━━━ Data excerpts ━━━

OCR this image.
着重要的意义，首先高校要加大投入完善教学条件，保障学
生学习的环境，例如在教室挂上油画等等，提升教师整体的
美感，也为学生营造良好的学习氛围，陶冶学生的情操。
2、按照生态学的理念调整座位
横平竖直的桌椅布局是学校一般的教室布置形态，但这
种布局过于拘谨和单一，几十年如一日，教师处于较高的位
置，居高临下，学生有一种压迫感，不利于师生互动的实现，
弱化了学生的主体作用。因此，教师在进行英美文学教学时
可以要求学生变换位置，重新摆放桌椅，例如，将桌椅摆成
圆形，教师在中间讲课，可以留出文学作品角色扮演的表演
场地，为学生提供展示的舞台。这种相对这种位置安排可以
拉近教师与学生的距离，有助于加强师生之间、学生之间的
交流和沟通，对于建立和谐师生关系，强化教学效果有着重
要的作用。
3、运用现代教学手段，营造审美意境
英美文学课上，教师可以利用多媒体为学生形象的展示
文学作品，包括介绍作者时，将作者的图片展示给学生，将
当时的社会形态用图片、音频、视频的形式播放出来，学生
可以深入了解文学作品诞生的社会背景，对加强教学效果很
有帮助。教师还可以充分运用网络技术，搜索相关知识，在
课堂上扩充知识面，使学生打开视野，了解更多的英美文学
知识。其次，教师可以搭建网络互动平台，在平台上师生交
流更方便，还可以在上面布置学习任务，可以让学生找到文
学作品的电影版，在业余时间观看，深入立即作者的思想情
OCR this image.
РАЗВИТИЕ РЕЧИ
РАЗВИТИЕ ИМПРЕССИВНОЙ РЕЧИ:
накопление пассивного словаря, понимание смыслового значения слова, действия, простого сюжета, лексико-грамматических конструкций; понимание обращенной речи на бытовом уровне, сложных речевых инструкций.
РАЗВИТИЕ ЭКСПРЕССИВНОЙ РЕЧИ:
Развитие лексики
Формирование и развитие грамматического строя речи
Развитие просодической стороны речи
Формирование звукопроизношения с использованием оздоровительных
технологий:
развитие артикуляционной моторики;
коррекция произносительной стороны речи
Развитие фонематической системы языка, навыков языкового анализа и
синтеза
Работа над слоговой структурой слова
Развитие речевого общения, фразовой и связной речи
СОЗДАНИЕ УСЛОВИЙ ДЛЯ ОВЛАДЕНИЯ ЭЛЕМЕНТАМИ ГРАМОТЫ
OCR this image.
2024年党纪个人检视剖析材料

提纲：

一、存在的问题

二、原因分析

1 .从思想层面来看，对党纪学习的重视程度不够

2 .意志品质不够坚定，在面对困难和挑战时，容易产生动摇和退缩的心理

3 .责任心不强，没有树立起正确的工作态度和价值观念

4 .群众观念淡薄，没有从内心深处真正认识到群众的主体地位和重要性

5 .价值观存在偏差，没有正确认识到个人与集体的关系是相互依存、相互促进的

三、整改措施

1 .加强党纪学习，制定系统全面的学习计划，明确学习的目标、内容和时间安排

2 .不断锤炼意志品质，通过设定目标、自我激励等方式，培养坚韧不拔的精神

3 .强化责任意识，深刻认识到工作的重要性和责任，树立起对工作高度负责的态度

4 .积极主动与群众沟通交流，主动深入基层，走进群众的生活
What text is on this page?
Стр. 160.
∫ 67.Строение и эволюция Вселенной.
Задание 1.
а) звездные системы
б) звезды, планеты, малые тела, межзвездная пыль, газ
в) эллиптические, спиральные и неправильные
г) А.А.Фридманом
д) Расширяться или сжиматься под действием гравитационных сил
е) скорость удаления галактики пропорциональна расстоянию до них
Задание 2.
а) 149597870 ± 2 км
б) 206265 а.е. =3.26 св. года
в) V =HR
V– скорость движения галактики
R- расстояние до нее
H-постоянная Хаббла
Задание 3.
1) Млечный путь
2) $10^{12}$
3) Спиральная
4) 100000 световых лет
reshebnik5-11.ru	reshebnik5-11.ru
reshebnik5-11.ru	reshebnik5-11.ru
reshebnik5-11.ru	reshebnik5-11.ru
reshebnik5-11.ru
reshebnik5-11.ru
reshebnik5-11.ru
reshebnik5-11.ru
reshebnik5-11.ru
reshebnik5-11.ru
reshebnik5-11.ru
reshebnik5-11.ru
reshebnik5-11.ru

━━━

Of the lines in the data above, how many contain the word "Формирование"? Give only that figure.

*Output below*: 2